* AIM: Your answer should be a single number: the count of lines in the material below that hold "xlabel".

* RECORDS PROVIDED:
***

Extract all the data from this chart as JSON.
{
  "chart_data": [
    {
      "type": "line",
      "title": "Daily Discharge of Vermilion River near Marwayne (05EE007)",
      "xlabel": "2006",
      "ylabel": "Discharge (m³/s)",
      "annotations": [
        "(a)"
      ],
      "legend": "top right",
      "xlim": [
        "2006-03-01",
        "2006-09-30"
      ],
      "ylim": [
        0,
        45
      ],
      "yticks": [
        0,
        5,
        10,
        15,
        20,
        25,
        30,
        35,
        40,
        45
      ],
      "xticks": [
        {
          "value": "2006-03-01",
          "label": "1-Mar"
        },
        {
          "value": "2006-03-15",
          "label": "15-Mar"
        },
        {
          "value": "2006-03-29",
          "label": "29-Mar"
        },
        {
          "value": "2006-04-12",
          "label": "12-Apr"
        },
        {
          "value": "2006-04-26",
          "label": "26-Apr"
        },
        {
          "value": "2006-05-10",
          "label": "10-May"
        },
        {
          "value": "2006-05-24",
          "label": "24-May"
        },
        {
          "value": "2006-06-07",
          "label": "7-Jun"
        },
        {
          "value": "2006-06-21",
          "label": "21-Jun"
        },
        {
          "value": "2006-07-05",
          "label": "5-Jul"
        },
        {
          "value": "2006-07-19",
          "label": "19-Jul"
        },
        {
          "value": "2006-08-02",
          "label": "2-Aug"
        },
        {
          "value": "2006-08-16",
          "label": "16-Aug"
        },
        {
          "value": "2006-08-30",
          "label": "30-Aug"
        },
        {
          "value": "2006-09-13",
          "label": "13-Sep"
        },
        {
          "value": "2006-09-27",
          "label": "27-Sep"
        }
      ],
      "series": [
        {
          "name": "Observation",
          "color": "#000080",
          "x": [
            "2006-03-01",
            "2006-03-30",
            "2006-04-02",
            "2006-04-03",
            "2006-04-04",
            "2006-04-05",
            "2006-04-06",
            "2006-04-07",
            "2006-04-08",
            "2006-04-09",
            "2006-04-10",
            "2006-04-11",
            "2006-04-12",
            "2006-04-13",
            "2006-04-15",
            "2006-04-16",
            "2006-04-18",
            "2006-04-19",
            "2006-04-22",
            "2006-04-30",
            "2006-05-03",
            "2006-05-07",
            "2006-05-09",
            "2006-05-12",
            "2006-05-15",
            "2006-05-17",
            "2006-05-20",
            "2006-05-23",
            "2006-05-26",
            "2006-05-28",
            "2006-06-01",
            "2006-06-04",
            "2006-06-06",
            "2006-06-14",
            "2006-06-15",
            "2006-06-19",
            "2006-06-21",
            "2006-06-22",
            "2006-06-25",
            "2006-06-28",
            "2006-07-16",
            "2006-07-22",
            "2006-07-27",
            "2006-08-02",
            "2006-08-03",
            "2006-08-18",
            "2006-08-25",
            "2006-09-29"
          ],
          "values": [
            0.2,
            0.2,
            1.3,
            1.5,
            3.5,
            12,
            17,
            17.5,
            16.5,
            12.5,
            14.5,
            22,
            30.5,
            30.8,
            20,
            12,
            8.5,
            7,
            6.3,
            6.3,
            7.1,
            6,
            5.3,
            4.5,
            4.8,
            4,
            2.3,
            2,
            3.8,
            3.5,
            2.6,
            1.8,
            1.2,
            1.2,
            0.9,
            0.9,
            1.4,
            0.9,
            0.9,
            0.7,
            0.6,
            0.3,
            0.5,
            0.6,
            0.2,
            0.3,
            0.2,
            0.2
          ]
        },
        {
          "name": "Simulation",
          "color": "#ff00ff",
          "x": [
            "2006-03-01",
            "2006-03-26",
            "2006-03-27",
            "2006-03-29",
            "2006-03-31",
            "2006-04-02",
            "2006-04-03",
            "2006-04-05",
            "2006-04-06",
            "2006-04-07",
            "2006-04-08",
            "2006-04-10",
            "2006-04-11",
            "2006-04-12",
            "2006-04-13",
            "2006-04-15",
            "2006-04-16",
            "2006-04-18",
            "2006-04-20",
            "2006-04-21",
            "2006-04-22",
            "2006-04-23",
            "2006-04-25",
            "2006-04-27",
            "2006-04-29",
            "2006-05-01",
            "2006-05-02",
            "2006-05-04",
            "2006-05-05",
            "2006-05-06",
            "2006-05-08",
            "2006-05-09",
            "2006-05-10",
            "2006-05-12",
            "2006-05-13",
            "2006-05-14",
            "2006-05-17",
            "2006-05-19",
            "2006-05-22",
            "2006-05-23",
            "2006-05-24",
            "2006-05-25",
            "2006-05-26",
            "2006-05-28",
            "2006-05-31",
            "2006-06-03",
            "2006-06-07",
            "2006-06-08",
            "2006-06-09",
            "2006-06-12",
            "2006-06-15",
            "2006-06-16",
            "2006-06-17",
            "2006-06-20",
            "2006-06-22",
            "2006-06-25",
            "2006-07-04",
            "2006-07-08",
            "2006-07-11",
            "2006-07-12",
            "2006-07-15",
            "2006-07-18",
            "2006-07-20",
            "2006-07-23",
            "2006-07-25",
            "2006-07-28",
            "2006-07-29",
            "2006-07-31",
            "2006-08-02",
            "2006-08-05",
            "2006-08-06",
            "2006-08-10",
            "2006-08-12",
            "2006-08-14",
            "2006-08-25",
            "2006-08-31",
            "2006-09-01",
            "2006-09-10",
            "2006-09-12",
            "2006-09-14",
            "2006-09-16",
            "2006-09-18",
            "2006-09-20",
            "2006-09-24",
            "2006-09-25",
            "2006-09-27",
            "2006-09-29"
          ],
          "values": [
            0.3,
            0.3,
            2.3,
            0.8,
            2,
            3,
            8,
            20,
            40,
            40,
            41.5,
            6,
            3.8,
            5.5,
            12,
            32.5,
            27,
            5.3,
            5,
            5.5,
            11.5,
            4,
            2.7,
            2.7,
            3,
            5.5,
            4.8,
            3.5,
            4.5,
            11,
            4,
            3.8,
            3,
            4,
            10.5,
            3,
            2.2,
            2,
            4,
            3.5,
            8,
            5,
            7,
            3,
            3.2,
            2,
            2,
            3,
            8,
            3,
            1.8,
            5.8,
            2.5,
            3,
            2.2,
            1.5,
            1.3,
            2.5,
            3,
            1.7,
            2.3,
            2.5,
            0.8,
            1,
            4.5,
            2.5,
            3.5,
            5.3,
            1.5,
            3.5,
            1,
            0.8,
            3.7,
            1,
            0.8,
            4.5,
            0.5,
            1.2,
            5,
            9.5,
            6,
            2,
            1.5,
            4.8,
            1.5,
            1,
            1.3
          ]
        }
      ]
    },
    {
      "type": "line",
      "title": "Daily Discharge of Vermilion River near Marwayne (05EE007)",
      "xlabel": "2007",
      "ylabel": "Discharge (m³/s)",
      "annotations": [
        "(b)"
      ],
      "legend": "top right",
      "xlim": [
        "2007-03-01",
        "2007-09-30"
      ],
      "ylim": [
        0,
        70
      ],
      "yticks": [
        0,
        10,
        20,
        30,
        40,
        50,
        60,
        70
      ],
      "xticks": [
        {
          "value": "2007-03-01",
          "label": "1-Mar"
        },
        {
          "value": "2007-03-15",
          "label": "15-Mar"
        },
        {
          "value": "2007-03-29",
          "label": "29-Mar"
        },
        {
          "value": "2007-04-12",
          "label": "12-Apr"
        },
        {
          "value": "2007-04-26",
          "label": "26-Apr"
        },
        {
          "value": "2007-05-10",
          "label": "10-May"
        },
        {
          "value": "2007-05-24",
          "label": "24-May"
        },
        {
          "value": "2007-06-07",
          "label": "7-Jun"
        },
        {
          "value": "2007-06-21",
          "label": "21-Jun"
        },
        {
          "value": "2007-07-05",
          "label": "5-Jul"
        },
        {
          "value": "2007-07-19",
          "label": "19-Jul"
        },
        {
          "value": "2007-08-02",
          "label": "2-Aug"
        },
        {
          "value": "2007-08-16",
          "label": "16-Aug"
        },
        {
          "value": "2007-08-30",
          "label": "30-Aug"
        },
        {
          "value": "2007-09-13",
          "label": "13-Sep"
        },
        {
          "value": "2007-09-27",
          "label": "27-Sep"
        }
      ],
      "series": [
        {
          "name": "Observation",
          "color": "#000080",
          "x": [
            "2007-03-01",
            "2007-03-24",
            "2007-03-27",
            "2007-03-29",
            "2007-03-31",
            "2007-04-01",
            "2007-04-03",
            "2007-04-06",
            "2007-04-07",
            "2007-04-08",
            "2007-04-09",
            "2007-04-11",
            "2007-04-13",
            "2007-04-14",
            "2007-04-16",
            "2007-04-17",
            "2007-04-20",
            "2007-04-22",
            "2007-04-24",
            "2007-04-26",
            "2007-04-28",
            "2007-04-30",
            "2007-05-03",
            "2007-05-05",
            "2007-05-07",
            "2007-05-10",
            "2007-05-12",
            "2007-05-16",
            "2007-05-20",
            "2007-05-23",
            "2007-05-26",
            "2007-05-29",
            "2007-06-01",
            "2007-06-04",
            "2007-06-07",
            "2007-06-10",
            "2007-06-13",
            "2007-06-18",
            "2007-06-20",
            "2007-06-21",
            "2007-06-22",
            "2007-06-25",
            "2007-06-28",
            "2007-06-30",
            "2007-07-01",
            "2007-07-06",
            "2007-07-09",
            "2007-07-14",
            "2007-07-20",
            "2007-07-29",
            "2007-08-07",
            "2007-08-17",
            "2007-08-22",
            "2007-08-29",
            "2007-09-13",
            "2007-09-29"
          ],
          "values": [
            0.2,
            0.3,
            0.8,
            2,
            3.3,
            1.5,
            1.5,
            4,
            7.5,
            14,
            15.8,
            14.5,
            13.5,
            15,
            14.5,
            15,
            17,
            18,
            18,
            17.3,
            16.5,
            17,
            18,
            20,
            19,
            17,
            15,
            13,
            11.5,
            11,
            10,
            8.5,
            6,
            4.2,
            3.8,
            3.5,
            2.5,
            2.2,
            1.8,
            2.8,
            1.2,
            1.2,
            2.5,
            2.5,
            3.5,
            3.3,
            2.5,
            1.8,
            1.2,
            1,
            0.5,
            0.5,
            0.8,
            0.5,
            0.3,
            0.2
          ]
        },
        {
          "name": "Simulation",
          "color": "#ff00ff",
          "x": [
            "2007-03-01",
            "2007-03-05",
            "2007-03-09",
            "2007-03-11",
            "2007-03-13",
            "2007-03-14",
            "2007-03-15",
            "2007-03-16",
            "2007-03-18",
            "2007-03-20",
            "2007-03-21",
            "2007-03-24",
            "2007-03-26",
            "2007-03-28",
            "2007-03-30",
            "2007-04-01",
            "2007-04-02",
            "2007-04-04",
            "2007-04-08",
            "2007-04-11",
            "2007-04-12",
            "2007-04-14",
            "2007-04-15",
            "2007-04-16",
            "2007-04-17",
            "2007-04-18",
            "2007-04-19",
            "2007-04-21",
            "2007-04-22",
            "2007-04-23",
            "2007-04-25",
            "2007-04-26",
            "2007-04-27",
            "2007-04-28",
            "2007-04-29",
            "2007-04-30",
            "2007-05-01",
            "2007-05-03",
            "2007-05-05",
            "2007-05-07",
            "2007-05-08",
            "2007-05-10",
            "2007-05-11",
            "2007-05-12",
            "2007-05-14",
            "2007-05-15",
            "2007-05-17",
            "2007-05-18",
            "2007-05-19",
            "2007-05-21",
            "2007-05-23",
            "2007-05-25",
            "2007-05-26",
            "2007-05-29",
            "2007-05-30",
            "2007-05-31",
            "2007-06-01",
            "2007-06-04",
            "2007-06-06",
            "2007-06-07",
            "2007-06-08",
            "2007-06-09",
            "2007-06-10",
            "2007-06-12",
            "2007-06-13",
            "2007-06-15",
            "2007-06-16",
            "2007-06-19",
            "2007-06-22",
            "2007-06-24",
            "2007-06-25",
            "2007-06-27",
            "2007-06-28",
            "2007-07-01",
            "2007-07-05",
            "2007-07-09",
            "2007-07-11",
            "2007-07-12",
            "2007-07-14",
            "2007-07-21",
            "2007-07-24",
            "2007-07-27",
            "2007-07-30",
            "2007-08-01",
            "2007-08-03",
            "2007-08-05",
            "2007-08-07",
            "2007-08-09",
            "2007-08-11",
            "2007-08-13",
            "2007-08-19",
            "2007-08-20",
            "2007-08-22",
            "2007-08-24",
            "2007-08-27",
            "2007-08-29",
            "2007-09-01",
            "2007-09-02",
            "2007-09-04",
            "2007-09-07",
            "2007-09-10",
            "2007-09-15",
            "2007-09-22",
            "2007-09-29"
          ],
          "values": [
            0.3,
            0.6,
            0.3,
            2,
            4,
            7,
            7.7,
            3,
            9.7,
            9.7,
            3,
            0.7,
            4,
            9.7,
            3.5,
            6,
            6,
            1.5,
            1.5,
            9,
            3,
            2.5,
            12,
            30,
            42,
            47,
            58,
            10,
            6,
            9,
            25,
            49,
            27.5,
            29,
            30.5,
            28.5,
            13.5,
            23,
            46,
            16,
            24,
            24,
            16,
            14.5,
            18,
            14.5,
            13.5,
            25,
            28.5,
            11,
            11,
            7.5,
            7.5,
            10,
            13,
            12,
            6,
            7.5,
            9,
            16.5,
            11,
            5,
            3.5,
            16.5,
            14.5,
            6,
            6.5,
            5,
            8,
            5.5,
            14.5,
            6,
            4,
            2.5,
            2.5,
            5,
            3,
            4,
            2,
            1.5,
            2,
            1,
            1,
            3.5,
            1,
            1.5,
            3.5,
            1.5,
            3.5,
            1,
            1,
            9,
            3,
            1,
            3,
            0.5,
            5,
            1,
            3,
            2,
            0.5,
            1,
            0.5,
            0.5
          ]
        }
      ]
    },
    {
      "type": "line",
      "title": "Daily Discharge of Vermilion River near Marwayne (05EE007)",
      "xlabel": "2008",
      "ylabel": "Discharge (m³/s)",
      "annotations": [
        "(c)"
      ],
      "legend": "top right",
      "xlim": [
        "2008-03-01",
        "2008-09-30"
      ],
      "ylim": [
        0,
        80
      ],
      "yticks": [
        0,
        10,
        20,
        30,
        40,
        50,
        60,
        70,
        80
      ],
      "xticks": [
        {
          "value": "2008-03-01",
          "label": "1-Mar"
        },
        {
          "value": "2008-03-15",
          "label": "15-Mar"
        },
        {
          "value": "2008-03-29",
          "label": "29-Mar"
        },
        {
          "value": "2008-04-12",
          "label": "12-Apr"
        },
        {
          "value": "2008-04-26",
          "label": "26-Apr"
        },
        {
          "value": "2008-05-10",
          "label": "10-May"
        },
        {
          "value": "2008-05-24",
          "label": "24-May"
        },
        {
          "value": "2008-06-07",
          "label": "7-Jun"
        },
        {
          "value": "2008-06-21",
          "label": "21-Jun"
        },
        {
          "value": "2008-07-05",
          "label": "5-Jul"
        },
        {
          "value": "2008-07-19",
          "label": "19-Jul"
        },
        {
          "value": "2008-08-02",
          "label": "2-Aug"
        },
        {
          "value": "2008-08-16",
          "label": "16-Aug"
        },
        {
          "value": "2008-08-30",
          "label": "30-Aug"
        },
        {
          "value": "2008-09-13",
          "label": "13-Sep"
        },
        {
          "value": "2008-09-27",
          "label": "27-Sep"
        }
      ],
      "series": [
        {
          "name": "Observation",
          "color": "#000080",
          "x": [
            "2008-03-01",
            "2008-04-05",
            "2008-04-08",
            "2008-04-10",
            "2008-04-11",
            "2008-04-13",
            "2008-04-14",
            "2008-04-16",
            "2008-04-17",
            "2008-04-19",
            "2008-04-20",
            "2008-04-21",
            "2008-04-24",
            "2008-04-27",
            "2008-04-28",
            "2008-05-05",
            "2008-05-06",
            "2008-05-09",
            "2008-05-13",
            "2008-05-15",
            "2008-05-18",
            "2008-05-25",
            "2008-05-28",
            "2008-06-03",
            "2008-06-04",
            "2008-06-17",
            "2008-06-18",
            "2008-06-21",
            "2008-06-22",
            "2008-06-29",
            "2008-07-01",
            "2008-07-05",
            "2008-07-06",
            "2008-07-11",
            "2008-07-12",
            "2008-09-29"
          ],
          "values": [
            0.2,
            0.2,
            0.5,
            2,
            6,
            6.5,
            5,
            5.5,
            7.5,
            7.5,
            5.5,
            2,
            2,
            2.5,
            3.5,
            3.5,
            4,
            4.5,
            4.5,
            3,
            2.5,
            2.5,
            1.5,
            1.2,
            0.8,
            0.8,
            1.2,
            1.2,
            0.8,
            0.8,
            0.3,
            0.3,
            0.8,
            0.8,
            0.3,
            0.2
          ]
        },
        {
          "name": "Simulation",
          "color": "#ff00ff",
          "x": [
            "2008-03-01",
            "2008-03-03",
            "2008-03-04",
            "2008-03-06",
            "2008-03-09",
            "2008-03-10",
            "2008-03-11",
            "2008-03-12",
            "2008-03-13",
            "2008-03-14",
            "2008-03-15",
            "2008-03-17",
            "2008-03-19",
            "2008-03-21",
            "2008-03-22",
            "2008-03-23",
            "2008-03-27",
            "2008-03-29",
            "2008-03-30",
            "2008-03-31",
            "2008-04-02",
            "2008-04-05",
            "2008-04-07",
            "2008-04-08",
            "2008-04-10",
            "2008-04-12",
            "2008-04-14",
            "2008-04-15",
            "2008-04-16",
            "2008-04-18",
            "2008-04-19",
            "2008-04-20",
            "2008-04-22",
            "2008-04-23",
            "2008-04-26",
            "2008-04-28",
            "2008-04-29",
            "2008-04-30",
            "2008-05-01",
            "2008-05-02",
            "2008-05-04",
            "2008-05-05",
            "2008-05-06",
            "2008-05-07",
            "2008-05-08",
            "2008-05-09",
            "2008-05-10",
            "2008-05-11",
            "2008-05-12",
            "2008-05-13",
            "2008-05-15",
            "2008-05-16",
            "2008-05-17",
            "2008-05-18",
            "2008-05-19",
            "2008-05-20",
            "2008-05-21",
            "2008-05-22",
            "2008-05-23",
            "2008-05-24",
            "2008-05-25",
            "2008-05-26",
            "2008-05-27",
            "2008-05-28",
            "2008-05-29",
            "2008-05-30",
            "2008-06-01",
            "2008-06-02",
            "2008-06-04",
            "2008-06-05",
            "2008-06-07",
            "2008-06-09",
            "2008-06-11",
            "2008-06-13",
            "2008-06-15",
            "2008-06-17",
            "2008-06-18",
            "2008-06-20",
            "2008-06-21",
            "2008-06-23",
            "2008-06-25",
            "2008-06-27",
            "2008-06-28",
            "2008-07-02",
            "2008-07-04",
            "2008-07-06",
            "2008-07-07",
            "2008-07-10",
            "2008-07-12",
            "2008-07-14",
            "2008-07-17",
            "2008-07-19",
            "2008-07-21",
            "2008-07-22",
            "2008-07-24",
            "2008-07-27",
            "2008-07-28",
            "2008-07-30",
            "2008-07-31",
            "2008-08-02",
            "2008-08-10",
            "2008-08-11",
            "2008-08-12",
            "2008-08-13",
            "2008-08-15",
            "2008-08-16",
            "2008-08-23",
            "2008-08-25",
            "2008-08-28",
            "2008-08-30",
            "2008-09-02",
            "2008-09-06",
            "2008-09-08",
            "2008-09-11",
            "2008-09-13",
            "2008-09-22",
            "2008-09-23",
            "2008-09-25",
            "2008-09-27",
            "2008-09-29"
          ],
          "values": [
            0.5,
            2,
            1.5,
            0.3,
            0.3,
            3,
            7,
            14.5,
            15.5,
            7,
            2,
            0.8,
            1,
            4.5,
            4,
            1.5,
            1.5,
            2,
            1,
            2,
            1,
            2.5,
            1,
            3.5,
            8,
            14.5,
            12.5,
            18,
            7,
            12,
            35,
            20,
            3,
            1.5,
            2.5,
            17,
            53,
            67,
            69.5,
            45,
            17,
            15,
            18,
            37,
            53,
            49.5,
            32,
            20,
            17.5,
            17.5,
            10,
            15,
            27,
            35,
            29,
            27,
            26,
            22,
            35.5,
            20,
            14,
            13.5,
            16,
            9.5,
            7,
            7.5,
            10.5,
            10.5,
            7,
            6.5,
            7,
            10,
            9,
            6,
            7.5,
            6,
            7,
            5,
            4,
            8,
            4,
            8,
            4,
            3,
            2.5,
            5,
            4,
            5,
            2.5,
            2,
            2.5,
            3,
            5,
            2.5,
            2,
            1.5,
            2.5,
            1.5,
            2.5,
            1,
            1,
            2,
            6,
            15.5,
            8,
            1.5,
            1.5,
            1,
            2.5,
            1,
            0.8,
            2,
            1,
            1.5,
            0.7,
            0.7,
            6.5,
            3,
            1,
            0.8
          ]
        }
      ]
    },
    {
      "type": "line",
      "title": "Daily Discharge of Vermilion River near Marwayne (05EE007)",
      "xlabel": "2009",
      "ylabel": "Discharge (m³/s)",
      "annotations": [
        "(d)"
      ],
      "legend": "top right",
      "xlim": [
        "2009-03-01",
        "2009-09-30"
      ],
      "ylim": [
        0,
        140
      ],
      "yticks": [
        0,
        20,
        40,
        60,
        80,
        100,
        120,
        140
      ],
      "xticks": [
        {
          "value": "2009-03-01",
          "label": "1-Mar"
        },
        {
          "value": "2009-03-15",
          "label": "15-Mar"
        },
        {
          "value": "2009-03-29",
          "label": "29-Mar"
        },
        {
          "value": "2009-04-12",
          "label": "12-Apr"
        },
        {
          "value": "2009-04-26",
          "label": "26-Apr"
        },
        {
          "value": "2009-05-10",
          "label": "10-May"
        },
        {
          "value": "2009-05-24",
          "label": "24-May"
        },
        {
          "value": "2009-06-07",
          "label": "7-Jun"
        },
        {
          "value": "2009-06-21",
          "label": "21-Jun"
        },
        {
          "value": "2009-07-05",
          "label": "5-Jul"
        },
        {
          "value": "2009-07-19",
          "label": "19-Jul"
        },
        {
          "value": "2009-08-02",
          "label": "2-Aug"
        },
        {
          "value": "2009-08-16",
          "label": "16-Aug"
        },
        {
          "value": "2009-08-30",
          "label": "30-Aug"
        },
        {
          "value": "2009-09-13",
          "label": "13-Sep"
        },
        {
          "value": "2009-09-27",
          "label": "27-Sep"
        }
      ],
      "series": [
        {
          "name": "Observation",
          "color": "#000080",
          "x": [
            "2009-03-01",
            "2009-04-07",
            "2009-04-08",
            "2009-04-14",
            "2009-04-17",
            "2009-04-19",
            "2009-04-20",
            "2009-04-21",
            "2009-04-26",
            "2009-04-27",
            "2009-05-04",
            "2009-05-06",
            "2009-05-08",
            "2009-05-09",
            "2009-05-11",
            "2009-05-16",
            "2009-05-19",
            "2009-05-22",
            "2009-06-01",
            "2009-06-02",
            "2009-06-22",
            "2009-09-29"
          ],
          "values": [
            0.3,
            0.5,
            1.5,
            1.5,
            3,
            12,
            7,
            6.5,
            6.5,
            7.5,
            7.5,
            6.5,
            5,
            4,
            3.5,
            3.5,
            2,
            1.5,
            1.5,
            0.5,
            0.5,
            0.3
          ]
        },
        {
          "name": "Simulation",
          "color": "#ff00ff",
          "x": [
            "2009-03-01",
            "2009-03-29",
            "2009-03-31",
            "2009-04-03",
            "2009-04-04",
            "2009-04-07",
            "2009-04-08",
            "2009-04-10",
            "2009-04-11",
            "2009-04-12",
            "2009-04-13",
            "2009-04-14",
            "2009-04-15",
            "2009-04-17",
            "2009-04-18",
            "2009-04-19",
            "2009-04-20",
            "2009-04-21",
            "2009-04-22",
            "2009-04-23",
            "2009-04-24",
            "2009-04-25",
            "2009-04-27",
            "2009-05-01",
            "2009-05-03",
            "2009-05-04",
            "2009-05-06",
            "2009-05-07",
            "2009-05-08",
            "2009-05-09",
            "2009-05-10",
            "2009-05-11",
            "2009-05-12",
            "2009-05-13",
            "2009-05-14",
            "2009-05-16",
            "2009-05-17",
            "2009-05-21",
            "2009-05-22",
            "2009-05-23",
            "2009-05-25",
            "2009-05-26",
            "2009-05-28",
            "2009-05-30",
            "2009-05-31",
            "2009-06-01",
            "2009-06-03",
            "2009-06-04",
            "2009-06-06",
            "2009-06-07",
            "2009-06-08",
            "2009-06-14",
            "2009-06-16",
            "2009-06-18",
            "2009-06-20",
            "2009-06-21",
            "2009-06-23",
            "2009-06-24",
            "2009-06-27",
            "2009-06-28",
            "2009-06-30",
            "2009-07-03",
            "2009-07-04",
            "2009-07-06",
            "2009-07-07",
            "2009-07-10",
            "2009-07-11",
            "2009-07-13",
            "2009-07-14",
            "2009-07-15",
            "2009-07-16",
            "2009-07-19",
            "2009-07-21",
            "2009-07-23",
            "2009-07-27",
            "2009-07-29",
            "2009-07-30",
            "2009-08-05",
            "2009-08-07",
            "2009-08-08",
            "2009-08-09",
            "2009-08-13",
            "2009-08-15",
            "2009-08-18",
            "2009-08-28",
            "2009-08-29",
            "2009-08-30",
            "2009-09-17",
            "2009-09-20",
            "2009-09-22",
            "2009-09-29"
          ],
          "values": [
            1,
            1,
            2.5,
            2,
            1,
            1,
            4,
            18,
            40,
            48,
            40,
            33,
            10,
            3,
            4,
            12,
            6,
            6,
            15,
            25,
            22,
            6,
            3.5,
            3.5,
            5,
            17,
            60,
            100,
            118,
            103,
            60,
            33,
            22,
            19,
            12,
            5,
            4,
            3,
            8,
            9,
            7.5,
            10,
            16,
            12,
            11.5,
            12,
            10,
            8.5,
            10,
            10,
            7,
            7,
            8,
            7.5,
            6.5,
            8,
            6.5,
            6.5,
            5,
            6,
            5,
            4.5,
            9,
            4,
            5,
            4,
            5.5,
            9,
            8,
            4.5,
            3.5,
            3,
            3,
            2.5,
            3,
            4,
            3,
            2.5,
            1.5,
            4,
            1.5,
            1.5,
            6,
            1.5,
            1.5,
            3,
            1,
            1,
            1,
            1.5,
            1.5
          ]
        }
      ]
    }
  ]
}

***

* WRITTEN SOLUTION: 4